Find the string "ЧИСЛО" in the data, then copy every line where it is found.

[Records contained in a dataset]
***

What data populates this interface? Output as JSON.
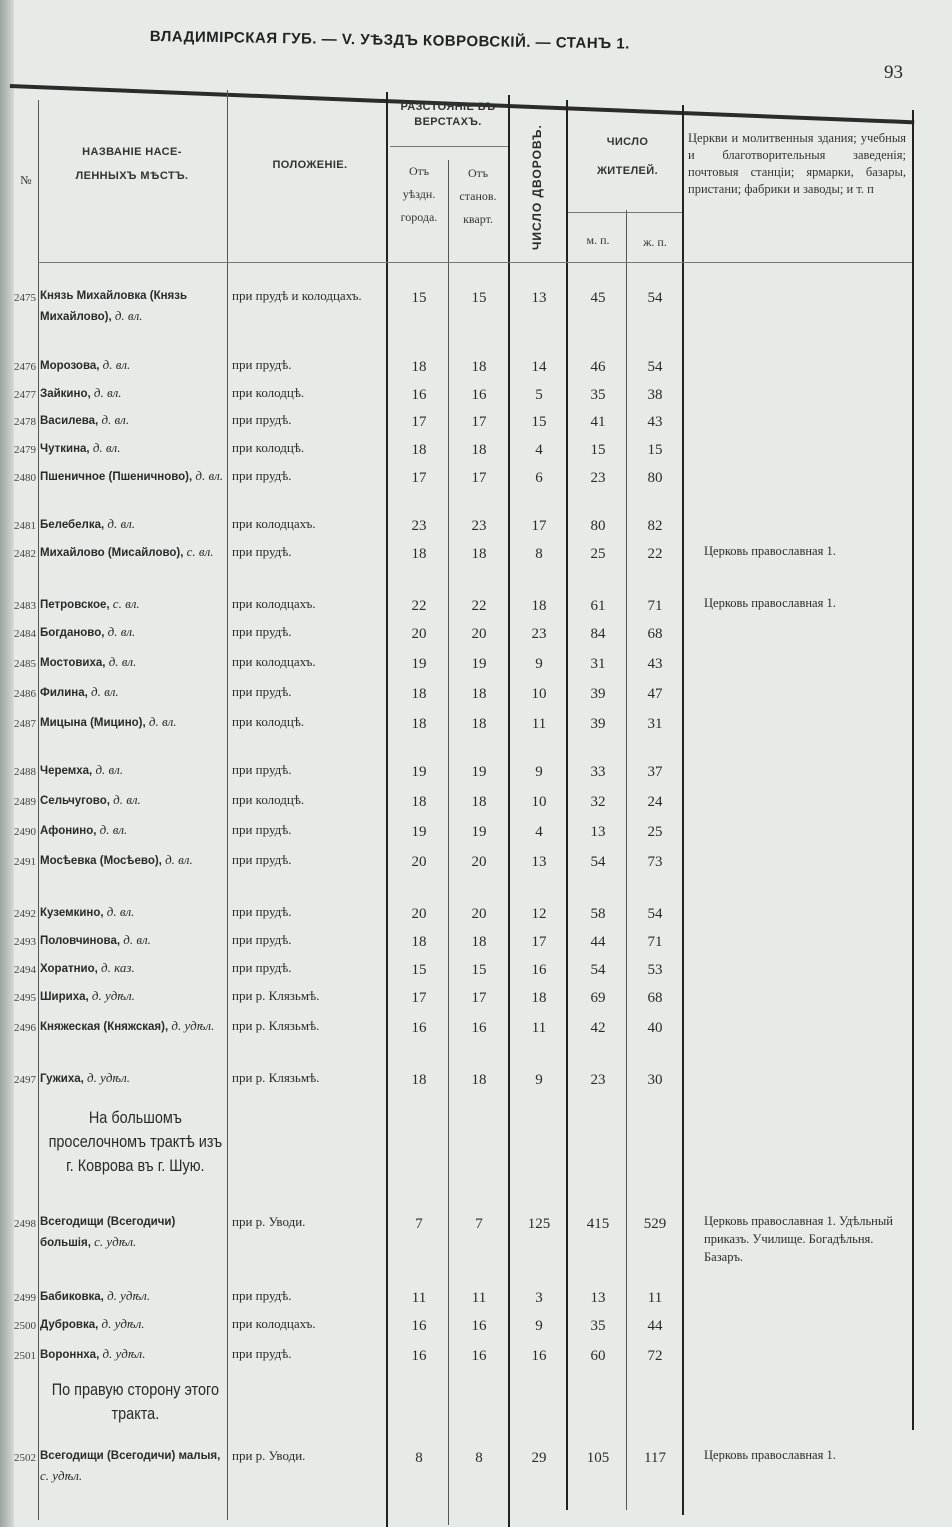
{
  "running_head": "ВЛАДИМІРСКАЯ ГУБ. — V. УѢЗДЪ КОВРОВСКІЙ. — СТАНЪ 1.",
  "page_number": "93",
  "headers": {
    "num": "№",
    "name": "НАЗВАНІЕ НАСЕ- ЛЕННЫХЪ МѢСТЪ.",
    "position": "ПОЛОЖЕНІЕ.",
    "distance": "РАЗСТОЯНІЕ ВЪ ВЕРСТАХЪ.",
    "from_town": "Отъ уѣздн. города.",
    "from_stan": "Отъ станов. кварт.",
    "households": "ЧИСЛО ДВОРОВЪ.",
    "inhabitants": "ЧИСЛО ЖИТЕЛЕЙ.",
    "male": "м. п.",
    "female": "ж. п.",
    "notes": "Церкви и молитвенныя здания; учебныя и благотворительныя заведенія; почтовыя станціи; ярмарки, базары, пристани; фабрики и заводы; и т. п"
  },
  "rows": [
    {
      "num": "2475",
      "name": "Князь Михайловка (Князь Михайлово),",
      "type": "д. вл.",
      "position": "при прудѣ и колодцахъ.",
      "from_town": "15",
      "from_stan": "15",
      "households": "13",
      "male": "45",
      "female": "54",
      "note": ""
    },
    {
      "num": "2476",
      "name": "Морозова,",
      "type": "д. вл.",
      "position": "при прудѣ.",
      "from_town": "18",
      "from_stan": "18",
      "households": "14",
      "male": "46",
      "female": "54",
      "note": ""
    },
    {
      "num": "2477",
      "name": "Зайкино,",
      "type": "д. вл.",
      "position": "при колодцѣ.",
      "from_town": "16",
      "from_stan": "16",
      "households": "5",
      "male": "35",
      "female": "38",
      "note": ""
    },
    {
      "num": "2478",
      "name": "Василева,",
      "type": "д. вл.",
      "position": "при прудѣ.",
      "from_town": "17",
      "from_stan": "17",
      "households": "15",
      "male": "41",
      "female": "43",
      "note": ""
    },
    {
      "num": "2479",
      "name": "Чуткина,",
      "type": "д. вл.",
      "position": "при колодцѣ.",
      "from_town": "18",
      "from_stan": "18",
      "households": "4",
      "male": "15",
      "female": "15",
      "note": ""
    },
    {
      "num": "2480",
      "name": "Пшеничное (Пшеничново),",
      "type": "д. вл.",
      "position": "при прудѣ.",
      "from_town": "17",
      "from_stan": "17",
      "households": "6",
      "male": "23",
      "female": "80",
      "note": ""
    },
    {
      "num": "2481",
      "name": "Белебелка,",
      "type": "д. вл.",
      "position": "при колодцахъ.",
      "from_town": "23",
      "from_stan": "23",
      "households": "17",
      "male": "80",
      "female": "82",
      "note": ""
    },
    {
      "num": "2482",
      "name": "Михайлово (Мисайлово),",
      "type": "с. вл.",
      "position": "при прудѣ.",
      "from_town": "18",
      "from_stan": "18",
      "households": "8",
      "male": "25",
      "female": "22",
      "note": "Церковь православная 1."
    },
    {
      "num": "2483",
      "name": "Петровское,",
      "type": "с. вл.",
      "position": "при колодцахъ.",
      "from_town": "22",
      "from_stan": "22",
      "households": "18",
      "male": "61",
      "female": "71",
      "note": "Церковь православная 1."
    },
    {
      "num": "2484",
      "name": "Богданово,",
      "type": "д. вл.",
      "position": "при прудѣ.",
      "from_town": "20",
      "from_stan": "20",
      "households": "23",
      "male": "84",
      "female": "68",
      "note": ""
    },
    {
      "num": "2485",
      "name": "Мостовиха,",
      "type": "д. вл.",
      "position": "при колодцахъ.",
      "from_town": "19",
      "from_stan": "19",
      "households": "9",
      "male": "31",
      "female": "43",
      "note": ""
    },
    {
      "num": "2486",
      "name": "Филина,",
      "type": "д. вл.",
      "position": "при прудѣ.",
      "from_town": "18",
      "from_stan": "18",
      "households": "10",
      "male": "39",
      "female": "47",
      "note": ""
    },
    {
      "num": "2487",
      "name": "Мицына (Мицино),",
      "type": "д. вл.",
      "position": "при колодцѣ.",
      "from_town": "18",
      "from_stan": "18",
      "households": "11",
      "male": "39",
      "female": "31",
      "note": ""
    },
    {
      "num": "2488",
      "name": "Черемха,",
      "type": "д. вл.",
      "position": "при прудѣ.",
      "from_town": "19",
      "from_stan": "19",
      "households": "9",
      "male": "33",
      "female": "37",
      "note": ""
    },
    {
      "num": "2489",
      "name": "Сельчугово,",
      "type": "д. вл.",
      "position": "при колодцѣ.",
      "from_town": "18",
      "from_stan": "18",
      "households": "10",
      "male": "32",
      "female": "24",
      "note": ""
    },
    {
      "num": "2490",
      "name": "Афонино,",
      "type": "д. вл.",
      "position": "при прудѣ.",
      "from_town": "19",
      "from_stan": "19",
      "households": "4",
      "male": "13",
      "female": "25",
      "note": ""
    },
    {
      "num": "2491",
      "name": "Мосѣевка (Мосѣево),",
      "type": "д. вл.",
      "position": "при прудѣ.",
      "from_town": "20",
      "from_stan": "20",
      "households": "13",
      "male": "54",
      "female": "73",
      "note": ""
    },
    {
      "num": "2492",
      "name": "Куземкино,",
      "type": "д. вл.",
      "position": "при прудѣ.",
      "from_town": "20",
      "from_stan": "20",
      "households": "12",
      "male": "58",
      "female": "54",
      "note": ""
    },
    {
      "num": "2493",
      "name": "Половчинова,",
      "type": "д. вл.",
      "position": "при прудѣ.",
      "from_town": "18",
      "from_stan": "18",
      "households": "17",
      "male": "44",
      "female": "71",
      "note": ""
    },
    {
      "num": "2494",
      "name": "Хоратнио,",
      "type": "д. каз.",
      "position": "при прудѣ.",
      "from_town": "15",
      "from_stan": "15",
      "households": "16",
      "male": "54",
      "female": "53",
      "note": ""
    },
    {
      "num": "2495",
      "name": "Шириха,",
      "type": "д. удѣл.",
      "position": "при р. Клязьмѣ.",
      "from_town": "17",
      "from_stan": "17",
      "households": "18",
      "male": "69",
      "female": "68",
      "note": ""
    },
    {
      "num": "2496",
      "name": "Княжеская (Княжская),",
      "type": "д. удѣл.",
      "position": "при р. Клязьмѣ.",
      "from_town": "16",
      "from_stan": "16",
      "households": "11",
      "male": "42",
      "female": "40",
      "note": ""
    },
    {
      "num": "2497",
      "name": "Гужиха,",
      "type": "д. удѣл.",
      "position": "при р. Клязьмѣ.",
      "from_town": "18",
      "from_stan": "18",
      "households": "9",
      "male": "23",
      "female": "30",
      "note": ""
    },
    {
      "num": "2498",
      "name": "Всегодищи (Всегодичи) большія,",
      "type": "с. удѣл.",
      "position": "при р. Уводи.",
      "from_town": "7",
      "from_stan": "7",
      "households": "125",
      "male": "415",
      "female": "529",
      "note": "Церковь православная 1. Удѣльный приказъ. Училище. Богадѣльня. Базаръ."
    },
    {
      "num": "2499",
      "name": "Бабиковка,",
      "type": "д. удѣл.",
      "position": "при прудѣ.",
      "from_town": "11",
      "from_stan": "11",
      "households": "3",
      "male": "13",
      "female": "11",
      "note": ""
    },
    {
      "num": "2500",
      "name": "Дубровка,",
      "type": "д. удѣл.",
      "position": "при колодцахъ.",
      "from_town": "16",
      "from_stan": "16",
      "households": "9",
      "male": "35",
      "female": "44",
      "note": ""
    },
    {
      "num": "2501",
      "name": "Вороннха,",
      "type": "д. удѣл.",
      "position": "при прудѣ.",
      "from_town": "16",
      "from_stan": "16",
      "households": "16",
      "male": "60",
      "female": "72",
      "note": ""
    },
    {
      "num": "2502",
      "name": "Всегодищи (Всегодичи) малыя,",
      "type": "с. удѣл.",
      "position": "при р. Уводи.",
      "from_town": "8",
      "from_stan": "8",
      "households": "29",
      "male": "105",
      "female": "117",
      "note": "Церковь православная 1."
    }
  ],
  "sections": [
    "На большомъ проселочномъ трактѣ изъ г. Коврова въ г. Шую.",
    "По правую сторону этого тракта."
  ]
}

***

*SOLUTION TO THIS EXERCISE:*
    "households": "ЧИСЛО ДВОРОВЪ.",
    "inhabitants": "ЧИСЛО ЖИТЕЛЕЙ.",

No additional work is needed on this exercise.